WORK TASK =>
Output every entry exactly, from the first line to the last.

AVAILABLE DATA =>
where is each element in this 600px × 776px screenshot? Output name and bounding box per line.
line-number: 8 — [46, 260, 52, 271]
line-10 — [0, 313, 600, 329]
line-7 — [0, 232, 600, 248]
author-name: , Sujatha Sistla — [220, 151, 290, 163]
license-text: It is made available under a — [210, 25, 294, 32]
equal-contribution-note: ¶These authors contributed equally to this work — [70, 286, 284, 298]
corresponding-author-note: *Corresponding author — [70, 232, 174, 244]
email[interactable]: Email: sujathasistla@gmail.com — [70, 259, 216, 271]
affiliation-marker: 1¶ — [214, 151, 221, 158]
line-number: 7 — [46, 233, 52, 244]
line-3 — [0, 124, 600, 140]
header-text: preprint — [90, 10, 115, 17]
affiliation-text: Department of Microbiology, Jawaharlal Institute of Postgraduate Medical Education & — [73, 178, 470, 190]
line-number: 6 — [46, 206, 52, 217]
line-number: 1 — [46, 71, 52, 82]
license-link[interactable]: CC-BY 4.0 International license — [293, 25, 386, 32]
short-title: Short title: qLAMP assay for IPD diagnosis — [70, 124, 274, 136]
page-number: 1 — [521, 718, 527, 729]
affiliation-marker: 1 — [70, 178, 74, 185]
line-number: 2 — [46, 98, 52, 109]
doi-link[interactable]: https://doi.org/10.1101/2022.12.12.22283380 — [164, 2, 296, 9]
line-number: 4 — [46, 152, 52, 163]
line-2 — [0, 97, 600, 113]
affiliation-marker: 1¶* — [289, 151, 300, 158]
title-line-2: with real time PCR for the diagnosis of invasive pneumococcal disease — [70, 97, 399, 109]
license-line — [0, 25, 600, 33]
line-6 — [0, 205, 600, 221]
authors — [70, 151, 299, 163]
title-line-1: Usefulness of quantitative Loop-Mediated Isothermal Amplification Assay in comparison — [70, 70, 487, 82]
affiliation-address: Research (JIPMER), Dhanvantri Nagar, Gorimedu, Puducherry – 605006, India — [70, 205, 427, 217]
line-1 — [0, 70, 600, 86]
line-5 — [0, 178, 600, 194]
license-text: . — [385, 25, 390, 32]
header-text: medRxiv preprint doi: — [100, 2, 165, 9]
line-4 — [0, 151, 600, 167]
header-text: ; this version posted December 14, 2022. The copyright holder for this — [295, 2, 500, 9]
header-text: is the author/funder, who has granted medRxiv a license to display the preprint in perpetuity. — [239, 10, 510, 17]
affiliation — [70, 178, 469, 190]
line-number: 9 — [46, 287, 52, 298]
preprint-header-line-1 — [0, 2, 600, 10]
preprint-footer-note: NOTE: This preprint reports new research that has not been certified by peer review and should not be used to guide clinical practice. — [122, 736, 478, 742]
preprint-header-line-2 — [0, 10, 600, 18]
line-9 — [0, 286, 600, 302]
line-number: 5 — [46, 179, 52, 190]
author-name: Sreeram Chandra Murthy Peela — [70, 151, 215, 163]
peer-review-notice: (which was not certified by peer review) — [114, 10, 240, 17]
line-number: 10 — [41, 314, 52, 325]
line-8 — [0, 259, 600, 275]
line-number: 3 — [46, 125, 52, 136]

EXPECTED ANSWER =>
where is each element in this 600px × 776px screenshot? Output name and bounding box per line.
line-number: 8 — [46, 260, 52, 271]
line-10 — [0, 313, 600, 329]
line-7 — [0, 232, 600, 248]
author-name: , Sujatha Sistla — [220, 151, 290, 163]
license-text: It is made available under a — [210, 25, 294, 32]
equal-contribution-note: ¶These authors contributed equally to this work — [70, 286, 284, 298]
corresponding-author-note: *Corresponding author — [70, 232, 174, 244]
email[interactable]: Email: sujathasistla@gmail.com — [70, 259, 216, 271]
affiliation-marker: 1¶ — [214, 151, 221, 158]
line-number: 7 — [46, 233, 52, 244]
line-3 — [0, 124, 600, 140]
header-text: preprint — [90, 10, 115, 17]
affiliation-text: Department of Microbiology, Jawaharlal Institute of Postgraduate Medical Education & — [73, 178, 470, 190]
line-number: 6 — [46, 206, 52, 217]
line-number: 1 — [46, 71, 52, 82]
license-link[interactable]: CC-BY 4.0 International license — [293, 25, 386, 32]
short-title: Short title: qLAMP assay for IPD diagnosis — [70, 124, 274, 136]
page-number: 1 — [521, 718, 527, 729]
affiliation-marker: 1 — [70, 178, 74, 185]
line-number: 2 — [46, 98, 52, 109]
doi-link[interactable]: https://doi.org/10.1101/2022.12.12.22283380 — [164, 2, 296, 9]
line-number: 4 — [46, 152, 52, 163]
line-2 — [0, 97, 600, 113]
affiliation-marker: 1¶* — [289, 151, 300, 158]
title-line-2: with real time PCR for the diagnosis of invasive pneumococcal disease — [70, 97, 399, 109]
license-line — [0, 25, 600, 33]
line-6 — [0, 205, 600, 221]
authors — [70, 151, 299, 163]
title-line-1: Usefulness of quantitative Loop-Mediated Isothermal Amplification Assay in comparison — [70, 70, 487, 82]
affiliation-address: Research (JIPMER), Dhanvantri Nagar, Gorimedu, Puducherry – 605006, India — [70, 205, 427, 217]
line-1 — [0, 70, 600, 86]
line-5 — [0, 178, 600, 194]
license-text: . — [385, 25, 390, 32]
header-text: medRxiv preprint doi: — [100, 2, 165, 9]
line-4 — [0, 151, 600, 167]
header-text: ; this version posted December 14, 2022. The copyright holder for this — [295, 2, 500, 9]
header-text: is the author/funder, who has granted medRxiv a license to display the preprint in perpetuity. — [239, 10, 510, 17]
affiliation — [70, 178, 469, 190]
line-number: 9 — [46, 287, 52, 298]
preprint-header-line-1 — [0, 2, 600, 10]
preprint-footer-note: NOTE: This preprint reports new research that has not been certified by peer review and should not be used to guide clinical practice. — [122, 736, 478, 742]
preprint-header-line-2 — [0, 10, 600, 18]
line-9 — [0, 286, 600, 302]
line-number: 5 — [46, 179, 52, 190]
author-name: Sreeram Chandra Murthy Peela — [70, 151, 215, 163]
peer-review-notice: (which was not certified by peer review) — [114, 10, 240, 17]
line-number: 10 — [41, 314, 52, 325]
line-8 — [0, 259, 600, 275]
line-number: 3 — [46, 125, 52, 136]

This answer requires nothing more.